▶ _Short task_
Find each line with the string "Ungeduld" and report it.

-- Begin Data for the task --

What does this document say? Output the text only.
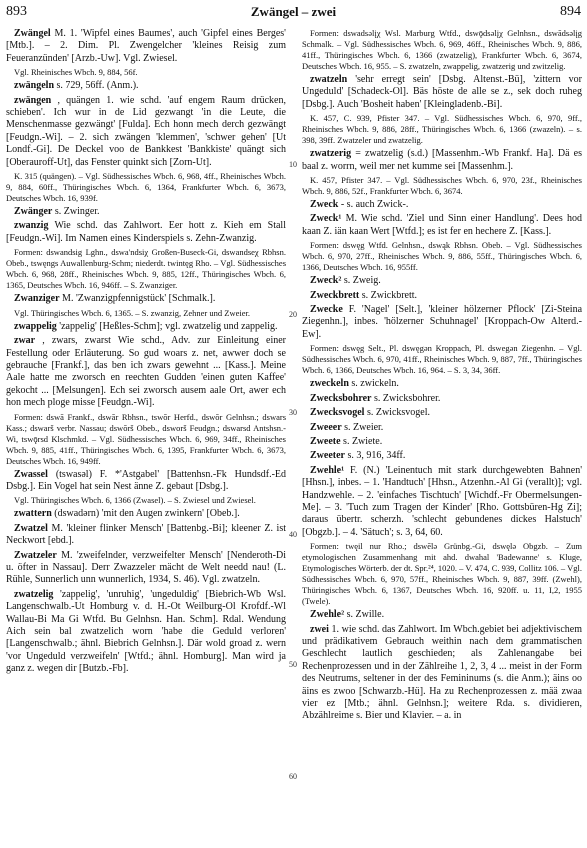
893	Zwängel – zwei	894

Zwängel M. 1. 'Wipfel eines Baumes', auch 'Gipfel eines Berges' [Mtb.]. – 2. Dim. Pl. Zwengelcher 'kleines Reisig zum Feueranzünden' [Arzb.-Uw]. Vgl. Zwiesel.

Vgl. Rheinisches Wbch. 9, 884, 56f.

zwängeln s. 729, 56ff. (Anm.).

zwängen , quängen 1. wie schd. 'auf engem Raum drücken, schieben'. Ich wur in de Lid gezwangt 'in die Leute, die Menschenmasse gezwängt' [Fulda]. Ech honn mech derch gezwängt [Feudgn.-Wi]. – 2. sich zwängen 'klemmen', 'schwer gehen' [Ut Londf.-Gi]. De Deckel voo de Bankkest 'Bankkiste' quängt sich [Oberauroff-Ut], das Fenster quinkt sich [Zorn-Ut].

K. 315 (quängen). – Vgl. Südhessisches Wbch. 6, 968, 4ff., Rheinisches Wbch. 9, 884, 60ff., Thüringisches Wbch. 6, 1364, Frankfurter Wbch. 6, 3673, Deutsches Wbch. 16, 939f.

Zwänger s. Zwinger.

zwanzig Wie schd. das Zahlwort. Eer hott z. Kieh em Stall [Feudgn.-Wi]. Im Namen eines Kinderspiels s. Zehn-Zwanzig.

Formen: dswandsig Lghn., dswa'ndsiχ Großen-Buseck-Gi, dswandseχ Rbhsn. Obeb., tswęngs Auwallenburg-Schm; niederdt. twintęg Rho. – Vgl. Südhessisches Wbch. 6, 968, 28ff., Rheinisches Wbch. 9, 885, 12ff., Thüringisches Wbch. 6, 1365, Deutsches Wbch. 16, 946ff. – S. Zwanziger.

Zwanziger M. 'Zwanzigpfennigstück' [Schmalk.].

Vgl. Thüringisches Wbch. 6, 1365. – S. zwanzig, Zehner und Zweier.

zwappelig 'zappelig' [Heßles-Schm]; vgl. zwatzelig und zappelig.

zwar , zwars, zwarst Wie schd., Adv. zur Einleitung einer Festellung oder Erläuterung. So gud woars z. net, awwer doch se gebrauche [Frankf.], das ben ich zwars gewehnt ... [Kass.]. Meine Aale hatte me zworsch en reechten Gudden 'einen guten Kaffee' gekocht ... [Melsungen]. Ech sei zworsch ausem aale Ort, awer ech hon mech ploge misse [Feudgn.-Wi].

Formen: dswā Frankf., dswār Rbhsn., tswōr Herfd., dswōr Gelnhsn.; dswars Kass.; dswarš verbr. Nassau; dswōrš Obeb., dsworš Feudgn.; dswarsd Antshsn.-Wi, tswǭrsd Klschmkd. – Vgl. Südhessisches Wbch. 6, 969, 34ff., Rheinisches Wbch. 9, 885, 41ff., Thüringisches Wbch. 6, 1395, Frankfurter Wbch. 6, 3673, Deutsches Wbch. 16, 949ff.

Zwassel (tswasəl) F. *'Astgabel' [Battenhsn.-Fk Hundsdf.-Ed Dsbg.]. Ein Vogel hat sein Nest änne Z. gebaut [Dsbg.].

Vgl. Thüringisches Wbch. 6, 1366 (Zwasel). – S. Zwiesel und Zwiesel.

zwattern (dswadərn) 'mit den Augen zwinkern' [Obeb.].

Zwatzel M. 'kleiner flinker Mensch' [Battenbg.-Bi]; kleener Z. ist Neckwort [ebd.].

Zwatzeler M. 'zweifelnder, verzweifelter Mensch' [Nenderoth-Di u. öfter in Nassau]. Derr Zwazzeler mächt de Welt needd nau! (L. Rühle, Sunnerlich unn wunnerlich, 1934, S. 46). Vgl. zwatzeln.

zwatzelig 'zappelig', 'unruhig', 'ungeduldig' [Biebrich-Wb Wsl. Langenschwalb.-Ut Homburg v. d. H.-Ot Weilburg-Ol Krofdf.-Wl Wallau-Bi Ma Gi Wtfd. Bu Gelnhsn. Han. Schm]. Rdal. Wendung Aich sein bal zwatzelich worn 'habe die Geduld verloren' [Langenschwalb.; ähnl. Biebrich Gelnhsn.]. Där wold groad z. wern 'vor Ungeduld verzweifeln' [Wtfd.; ähnl. Homburg]. Man wird ja ganz z. wegen dir [Butzb.-Fb].

Formen: dswadsəlįχ Wsl. Marburg Wtfd., dswǭdsəlįχ Gelnhsn., dswādsəlįg Schmalk. – Vgl. Südhessisches Wbch. 6, 969, 46ff., Rheinisches Wbch. 9, 886, 41ff., Thüringisches Wbch. 6, 1366 (zwatzelig), Frankfurter Wbch. 6, 3674, Deutsches Wbch. 16, 955. – S. zwatzeln, zwappelig, zwatzerig und zwitzelig.

zwatzeln 'sehr erregt sein' [Dsbg. Altenst.-Bü], 'zittern vor Ungeduld' [Schadeck-Ol]. Bäs höste de alle se z., sek doch ruheg [Dsbg.]. Auch 'Bosheit haben' [Kleingladenb.-Bi].

K. 457, C. 939, Pfister 347. – Vgl. Südhessisches Wbch. 6, 970, 9ff., Rheinisches Wbch. 9, 886, 28ff., Thüringisches Wbch. 6, 1366 (zwazeln). – s. 398, 39ff. Zwatzeler und zwatzelig.

zwatzerig = zwatzelig (s.d.) [Massenhm.-Wb Frankf. Ha]. Dä es baal z. worrn, weil mer net kumme sei [Massenhm.].

K. 457, Pfister 347. – Vgl. Südhessisches Wbch. 6, 970, 23f., Rheinisches Wbch. 9, 886, 52f., Frankfurter Wbch. 6, 3674.

Zweck - s. auch Zwick-.

Zweck¹ M. Wie schd. 'Ziel und Sinn einer Handlung'. Dees hod kaan Z. iän kaan Wert [Wtfd.]; es ist fer en hechere Z. [Kass.].

Formen: dswęg Wtfd. Gelnhsn., dswąk Rbhsn. Obeb. – Vgl. Südhessisches Wbch. 6, 970, 27ff., Rheinisches Wbch. 9, 886, 55ff., Thüringisches Wbch. 6, 1366, Deutsches Wbch. 16, 955ff.

Zweck² s. Zweig.

Zweckbrett s. Zwickbrett.

Zwecke F. 'Nagel' [Selt.], 'kleiner hölzerner Pflock' [Zi-Steina Ziegenhn.], inbes. 'hölzerner Schuhnagel' [Kroppach-Ow Alterd.-Ew].

Formen: dswęg Selt., Pl. dswęgən Kroppach, Pl. dswegən Ziegenhn. – Vgl. Südhessisches Wbch. 6, 970, 41ff., Rheinisches Wbch. 9, 887, 7ff., Thüringisches Wbch. 6, 1366, Deutsches Wbch. 16, 964. – S. 3, 34, 36ff.

zweckeln s. zwickeln.

Zwecksbohrer s. Zwicksbohrer.

Zwecksvogel s. Zwicksvogel.

Zweeer s. Zweier.

Zweete s. Zwiete.

Zweeter s. 3, 916, 34ff.

Zwehle¹ F. (N.) 'Leinentuch mit stark durchgewebten Bahnen' [Hhsn.], inbes. – 1. 'Handtuch' [Hhsn., Atzenhn.-Al Gi (verallt)]; vgl. Handzwehle. – 2. 'einfaches Tischtuch' [Wichdf.-Fr Obermelsungen-Me]. – 3. 'Tuch zum Tragen der Kinder' [Rho. Gottsbüren-Hg Zi]; daraus übertr. scherzh. 'schlecht gebundenes dickes Halstuch' [Obgzb.]. – 4. 'Sätuch'; s. 3, 64, 60.

Formen: twęil nur Rho.; dswēlə Grünbg.-Gi, dswęlə Obgzb. – Zum etymologischen Zusammenhang mit ahd. dwahal 'Badewanne' s. Kluge, Etymologisches Wörterb. der dt. Spr.²⁴, 1020. – V. 474, C. 939, Collitz 106. – Vgl. Südhessisches Wbch. 6, 970, 57ff., Rheinisches Wbch. 9, 887, 39ff. (Zwehl), Thüringisches Wbch. 6, 1367, Deutsches Wbch. 16, 920ff. u. 11, I,2, 1955 (Twele).

Zwehle² s. Zwille.

zwei 1. wie schd. das Zahlwort. Im Wbch.gebiet bei adjektivischem und prädikativem Gebrauch weithin nach dem grammatischen Geschlecht lautlich geschieden; als Zahlenangabe bei Rechenprozessen und in der Zählreihe 1, 2, 3, 4 ... meist in der Form des Neutrums, seltener in der des Femininums (s. die Anm.); äins oo äins es zwoo [Schwarzb.-Hü]. Ha zu Rechenprozessen z. mää zwaa vier ez [Mtb.; ähnl. Gelnhsn.]; weitere Rda. s. dividieren, Abzählreime s. Bier und Klavier. – a. in

10
20
30
40
50
60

-- End Data for the task --

▶ _Output of the task_
zwatzelig 'zappelig', 'unruhig', 'ungeduldig' [Biebrich-Wb Wsl. Langenschwalb.-Ut Homburg v. d. H.-Ot Weilburg-Ol Krofdf.-Wl Wallau-Bi Ma Gi Wtfd. Bu Gelnhsn. Han. Schm]. Rdal. Wendung Aich sein bal zwatzelich worn 'habe die Geduld verloren' [Langenschwalb.; ähnl. Biebrich Gelnhsn.]. Där wold groad z. wern 'vor Ungeduld verzweifeln' [Wtfd.; ähnl. Homburg]. Man wird ja ganz z. wegen dir [Butzb.-Fb].
zwatzeln 'sehr erregt sein' [Dsbg. Altenst.-Bü], 'zittern vor Ungeduld' [Schadeck-Ol]. Bäs höste de alle se z., sek doch ruheg [Dsbg.]. Auch 'Bosheit haben' [Kleingladenb.-Bi].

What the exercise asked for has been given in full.